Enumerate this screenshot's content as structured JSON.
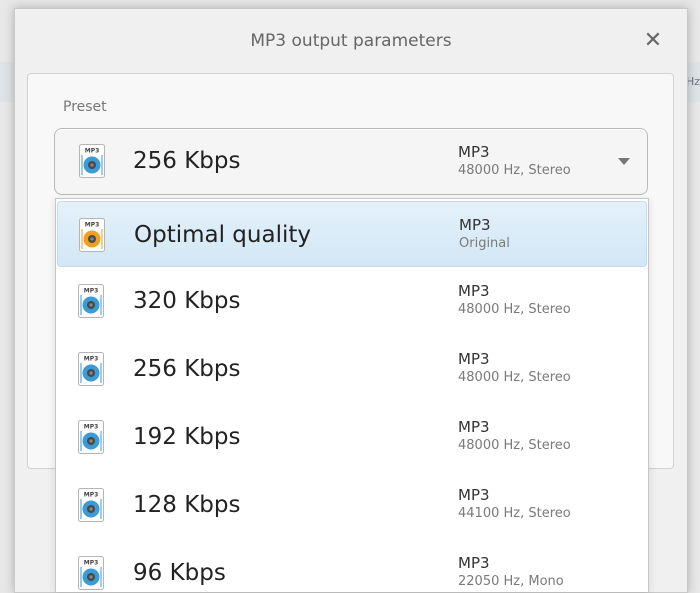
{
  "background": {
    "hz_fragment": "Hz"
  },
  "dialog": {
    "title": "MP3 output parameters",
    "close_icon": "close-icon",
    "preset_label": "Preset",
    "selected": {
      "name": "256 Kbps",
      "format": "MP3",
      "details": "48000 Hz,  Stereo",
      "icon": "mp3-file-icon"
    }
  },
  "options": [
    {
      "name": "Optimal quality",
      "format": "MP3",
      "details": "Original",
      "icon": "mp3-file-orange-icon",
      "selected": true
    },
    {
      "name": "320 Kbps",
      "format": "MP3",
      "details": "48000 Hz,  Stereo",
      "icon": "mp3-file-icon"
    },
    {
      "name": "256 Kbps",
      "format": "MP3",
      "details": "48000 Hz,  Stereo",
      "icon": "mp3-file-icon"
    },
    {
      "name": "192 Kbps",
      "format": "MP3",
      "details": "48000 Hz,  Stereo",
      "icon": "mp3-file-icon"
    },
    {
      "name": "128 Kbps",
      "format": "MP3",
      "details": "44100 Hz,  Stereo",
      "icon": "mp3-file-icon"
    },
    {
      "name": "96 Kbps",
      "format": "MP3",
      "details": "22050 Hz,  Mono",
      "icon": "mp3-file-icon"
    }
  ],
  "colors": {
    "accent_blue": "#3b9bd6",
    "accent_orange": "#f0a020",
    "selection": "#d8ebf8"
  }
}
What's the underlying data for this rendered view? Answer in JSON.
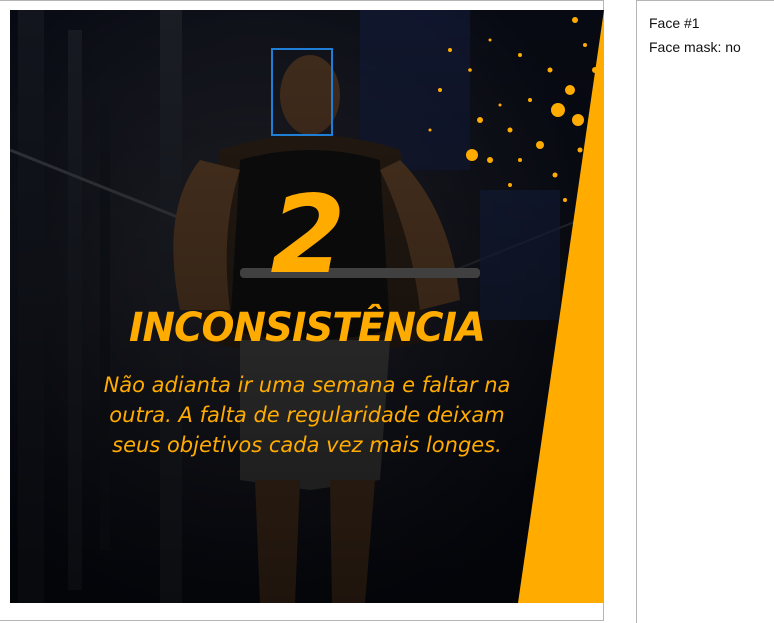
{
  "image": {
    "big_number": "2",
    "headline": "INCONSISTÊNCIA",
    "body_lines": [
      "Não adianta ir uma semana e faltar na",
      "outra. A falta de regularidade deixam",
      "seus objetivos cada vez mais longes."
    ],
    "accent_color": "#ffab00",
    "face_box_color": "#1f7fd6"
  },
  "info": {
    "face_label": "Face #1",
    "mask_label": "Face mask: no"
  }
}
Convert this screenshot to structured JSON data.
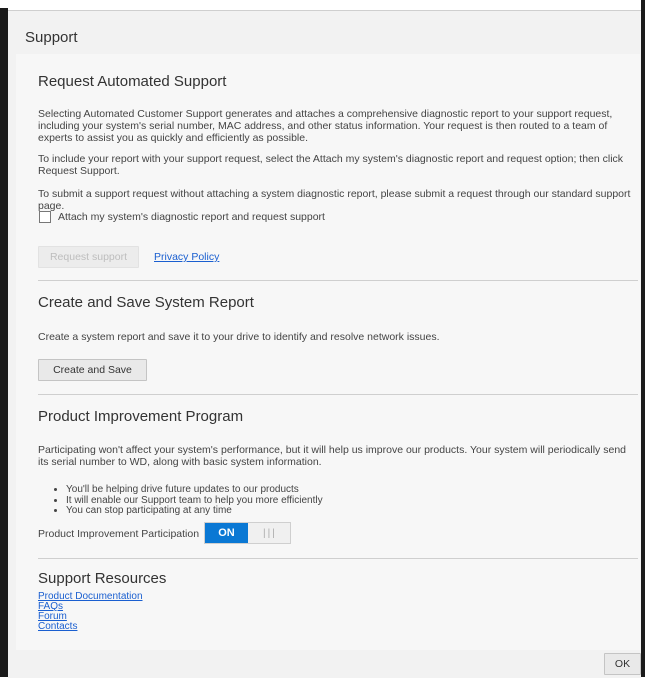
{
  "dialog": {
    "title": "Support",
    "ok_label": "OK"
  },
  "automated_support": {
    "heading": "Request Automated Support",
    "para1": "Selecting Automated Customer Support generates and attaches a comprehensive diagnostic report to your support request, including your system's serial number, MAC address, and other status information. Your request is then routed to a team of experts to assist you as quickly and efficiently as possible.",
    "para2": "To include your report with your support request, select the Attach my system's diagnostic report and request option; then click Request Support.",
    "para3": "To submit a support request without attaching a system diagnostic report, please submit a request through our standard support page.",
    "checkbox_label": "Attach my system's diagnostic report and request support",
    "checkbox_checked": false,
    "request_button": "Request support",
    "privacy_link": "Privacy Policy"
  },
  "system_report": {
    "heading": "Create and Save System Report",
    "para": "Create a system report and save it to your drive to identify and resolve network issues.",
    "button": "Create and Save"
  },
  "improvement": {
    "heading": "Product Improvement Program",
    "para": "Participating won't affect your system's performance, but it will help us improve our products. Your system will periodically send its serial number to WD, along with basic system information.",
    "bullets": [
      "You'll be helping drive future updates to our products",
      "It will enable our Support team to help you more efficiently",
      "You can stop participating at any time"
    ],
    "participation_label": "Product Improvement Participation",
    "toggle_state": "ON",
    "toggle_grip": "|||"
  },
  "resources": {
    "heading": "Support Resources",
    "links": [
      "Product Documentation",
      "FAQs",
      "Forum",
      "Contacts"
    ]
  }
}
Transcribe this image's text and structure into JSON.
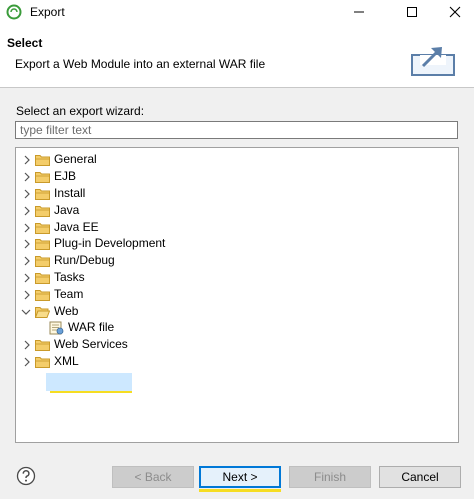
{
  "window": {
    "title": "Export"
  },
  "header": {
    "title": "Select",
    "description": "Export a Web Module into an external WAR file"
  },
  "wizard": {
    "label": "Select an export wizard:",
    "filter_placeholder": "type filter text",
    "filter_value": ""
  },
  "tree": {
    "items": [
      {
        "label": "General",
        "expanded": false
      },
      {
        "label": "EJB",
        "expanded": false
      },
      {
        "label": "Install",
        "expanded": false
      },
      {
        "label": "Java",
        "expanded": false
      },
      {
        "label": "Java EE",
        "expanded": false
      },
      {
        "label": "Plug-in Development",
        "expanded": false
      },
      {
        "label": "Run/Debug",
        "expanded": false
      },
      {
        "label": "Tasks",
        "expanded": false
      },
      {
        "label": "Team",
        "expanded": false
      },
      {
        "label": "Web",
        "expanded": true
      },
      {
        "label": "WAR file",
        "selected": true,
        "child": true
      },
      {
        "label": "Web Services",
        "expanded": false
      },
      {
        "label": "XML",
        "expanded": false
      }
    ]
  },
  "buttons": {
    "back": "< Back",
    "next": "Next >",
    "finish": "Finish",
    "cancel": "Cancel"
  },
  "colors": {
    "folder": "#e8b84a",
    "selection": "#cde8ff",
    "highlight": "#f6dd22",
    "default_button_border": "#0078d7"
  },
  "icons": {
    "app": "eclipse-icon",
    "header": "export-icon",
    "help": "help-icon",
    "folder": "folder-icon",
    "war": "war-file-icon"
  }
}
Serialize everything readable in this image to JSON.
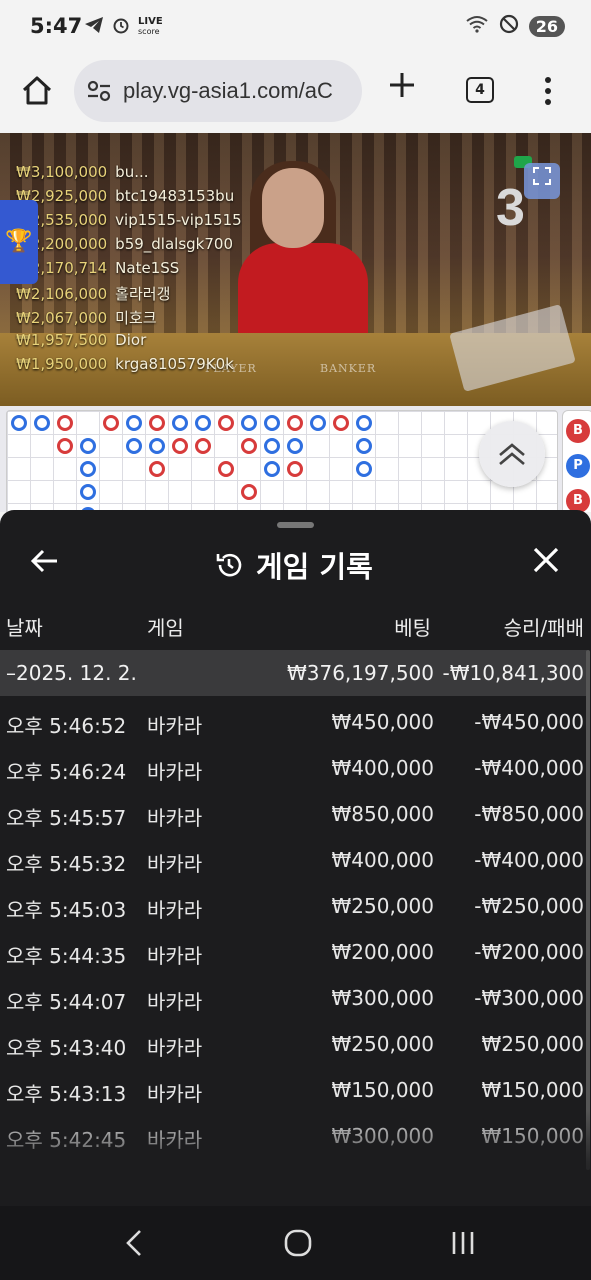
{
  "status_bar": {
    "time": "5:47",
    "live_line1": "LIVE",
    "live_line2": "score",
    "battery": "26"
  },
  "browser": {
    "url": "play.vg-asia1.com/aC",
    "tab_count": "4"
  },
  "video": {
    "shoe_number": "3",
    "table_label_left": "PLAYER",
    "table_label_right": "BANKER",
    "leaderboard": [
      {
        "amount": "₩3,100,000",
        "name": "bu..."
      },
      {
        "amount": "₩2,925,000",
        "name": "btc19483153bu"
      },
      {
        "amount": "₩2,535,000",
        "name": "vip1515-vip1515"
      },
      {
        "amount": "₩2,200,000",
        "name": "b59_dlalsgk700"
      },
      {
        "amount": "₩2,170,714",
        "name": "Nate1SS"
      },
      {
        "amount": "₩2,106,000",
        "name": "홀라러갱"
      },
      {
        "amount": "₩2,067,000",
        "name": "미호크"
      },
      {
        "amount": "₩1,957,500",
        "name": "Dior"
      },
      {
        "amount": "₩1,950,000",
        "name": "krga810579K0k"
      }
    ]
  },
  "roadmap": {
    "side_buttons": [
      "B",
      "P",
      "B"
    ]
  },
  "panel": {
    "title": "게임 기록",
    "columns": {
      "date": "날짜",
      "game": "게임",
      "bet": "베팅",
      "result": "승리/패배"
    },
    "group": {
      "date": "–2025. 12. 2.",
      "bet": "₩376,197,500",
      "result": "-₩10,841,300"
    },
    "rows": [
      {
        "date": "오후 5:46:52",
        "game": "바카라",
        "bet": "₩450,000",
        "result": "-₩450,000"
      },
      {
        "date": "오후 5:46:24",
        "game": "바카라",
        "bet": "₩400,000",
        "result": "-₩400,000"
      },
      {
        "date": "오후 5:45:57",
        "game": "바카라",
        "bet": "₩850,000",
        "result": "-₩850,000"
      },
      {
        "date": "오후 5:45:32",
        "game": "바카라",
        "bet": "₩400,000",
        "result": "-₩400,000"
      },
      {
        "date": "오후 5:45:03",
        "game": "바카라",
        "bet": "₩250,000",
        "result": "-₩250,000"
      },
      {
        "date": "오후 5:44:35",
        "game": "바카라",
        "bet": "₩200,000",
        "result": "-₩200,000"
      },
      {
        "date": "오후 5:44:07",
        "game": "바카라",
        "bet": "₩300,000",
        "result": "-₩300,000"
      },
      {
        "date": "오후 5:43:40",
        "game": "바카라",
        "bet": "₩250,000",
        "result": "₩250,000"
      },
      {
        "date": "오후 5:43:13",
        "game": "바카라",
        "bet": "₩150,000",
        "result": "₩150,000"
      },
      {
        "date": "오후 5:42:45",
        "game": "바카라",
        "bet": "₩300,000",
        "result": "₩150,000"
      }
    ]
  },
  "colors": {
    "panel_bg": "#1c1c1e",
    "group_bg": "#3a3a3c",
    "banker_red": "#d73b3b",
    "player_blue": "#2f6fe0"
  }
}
______
◆ AIM
What is the number of lines in this material that hold the string "Create"? Answer with that number only.

◆ REPLY TO THE EXERCISE
3